→ **Entries taken from a collection**:
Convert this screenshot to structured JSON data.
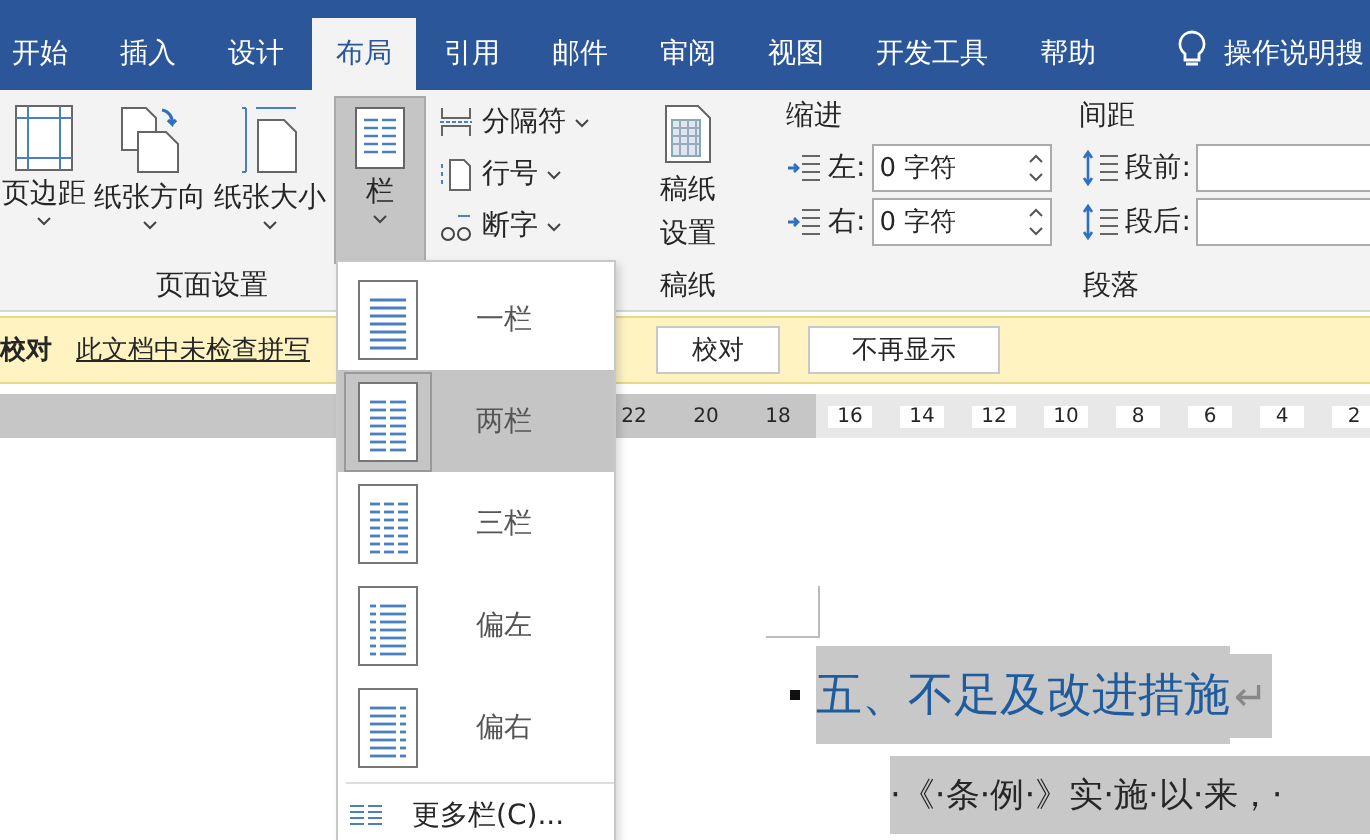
{
  "tabs": [
    {
      "label": "开始",
      "selected": false
    },
    {
      "label": "插入",
      "selected": false
    },
    {
      "label": "设计",
      "selected": false
    },
    {
      "label": "布局",
      "selected": true
    },
    {
      "label": "引用",
      "selected": false
    },
    {
      "label": "邮件",
      "selected": false
    },
    {
      "label": "审阅",
      "selected": false
    },
    {
      "label": "视图",
      "selected": false
    },
    {
      "label": "开发工具",
      "selected": false
    },
    {
      "label": "帮助",
      "selected": false
    }
  ],
  "search": {
    "placeholder": "操作说明搜"
  },
  "page_setup": {
    "label": "页面设置",
    "large_buttons": [
      {
        "label": "页边距",
        "pressed": false
      },
      {
        "label": "纸张方向",
        "pressed": false
      },
      {
        "label": "纸张大小",
        "pressed": false
      },
      {
        "label": "栏",
        "pressed": true
      }
    ],
    "small_buttons": [
      {
        "label": "分隔符"
      },
      {
        "label": "行号"
      },
      {
        "label": "断字"
      }
    ]
  },
  "draft_paper": {
    "label": "稿纸",
    "button": "稿纸设置"
  },
  "paragraph": {
    "label": "段落",
    "indent": {
      "title": "缩进",
      "fields": [
        {
          "label": "左:",
          "value": "0 字符"
        },
        {
          "label": "右:",
          "value": "0 字符"
        }
      ]
    },
    "spacing": {
      "title": "间距",
      "fields": [
        {
          "label": "段前:"
        },
        {
          "label": "段后:"
        }
      ]
    }
  },
  "message_bar": {
    "title": "校对",
    "link": "此文档中未检查拼写",
    "buttons": [
      "校对",
      "不再显示"
    ]
  },
  "ruler": {
    "marks": [
      "22",
      "20",
      "18",
      "16",
      "14",
      "12",
      "10",
      "8",
      "6",
      "4",
      "2"
    ]
  },
  "document": {
    "heading": "五、不足及改进措施",
    "paragraph_mark": "↵",
    "body": "·《·条·例·》实·施·以·来，·"
  },
  "columns_menu": {
    "items": [
      {
        "label": "一栏",
        "selected": false
      },
      {
        "label": "两栏",
        "selected": true
      },
      {
        "label": "三栏",
        "selected": false
      },
      {
        "label": "偏左",
        "selected": false
      },
      {
        "label": "偏右",
        "selected": false
      }
    ],
    "more": "更多栏(C)..."
  }
}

→ **Objective**:
Reproduce each line exactly, please, except for any pictures.

→ **Result of this task**:
Convert this screenshot to structured JSON data.
{
  "tabs": [
    {
      "label": "开始",
      "selected": false
    },
    {
      "label": "插入",
      "selected": false
    },
    {
      "label": "设计",
      "selected": false
    },
    {
      "label": "布局",
      "selected": true
    },
    {
      "label": "引用",
      "selected": false
    },
    {
      "label": "邮件",
      "selected": false
    },
    {
      "label": "审阅",
      "selected": false
    },
    {
      "label": "视图",
      "selected": false
    },
    {
      "label": "开发工具",
      "selected": false
    },
    {
      "label": "帮助",
      "selected": false
    }
  ],
  "search": {
    "placeholder": "操作说明搜"
  },
  "page_setup": {
    "label": "页面设置",
    "large_buttons": [
      {
        "label": "页边距",
        "pressed": false
      },
      {
        "label": "纸张方向",
        "pressed": false
      },
      {
        "label": "纸张大小",
        "pressed": false
      },
      {
        "label": "栏",
        "pressed": true
      }
    ],
    "small_buttons": [
      {
        "label": "分隔符"
      },
      {
        "label": "行号"
      },
      {
        "label": "断字"
      }
    ]
  },
  "draft_paper": {
    "label": "稿纸",
    "button": "稿纸设置"
  },
  "paragraph": {
    "label": "段落",
    "indent": {
      "title": "缩进",
      "fields": [
        {
          "label": "左:",
          "value": "0 字符"
        },
        {
          "label": "右:",
          "value": "0 字符"
        }
      ]
    },
    "spacing": {
      "title": "间距",
      "fields": [
        {
          "label": "段前:"
        },
        {
          "label": "段后:"
        }
      ]
    }
  },
  "message_bar": {
    "title": "校对",
    "link": "此文档中未检查拼写",
    "buttons": [
      "校对",
      "不再显示"
    ]
  },
  "ruler": {
    "marks": [
      "22",
      "20",
      "18",
      "16",
      "14",
      "12",
      "10",
      "8",
      "6",
      "4",
      "2"
    ]
  },
  "document": {
    "heading": "五、不足及改进措施",
    "paragraph_mark": "↵",
    "body": "·《·条·例·》实·施·以·来，·"
  },
  "columns_menu": {
    "items": [
      {
        "label": "一栏",
        "selected": false
      },
      {
        "label": "两栏",
        "selected": true
      },
      {
        "label": "三栏",
        "selected": false
      },
      {
        "label": "偏左",
        "selected": false
      },
      {
        "label": "偏右",
        "selected": false
      }
    ],
    "more": "更多栏(C)..."
  }
}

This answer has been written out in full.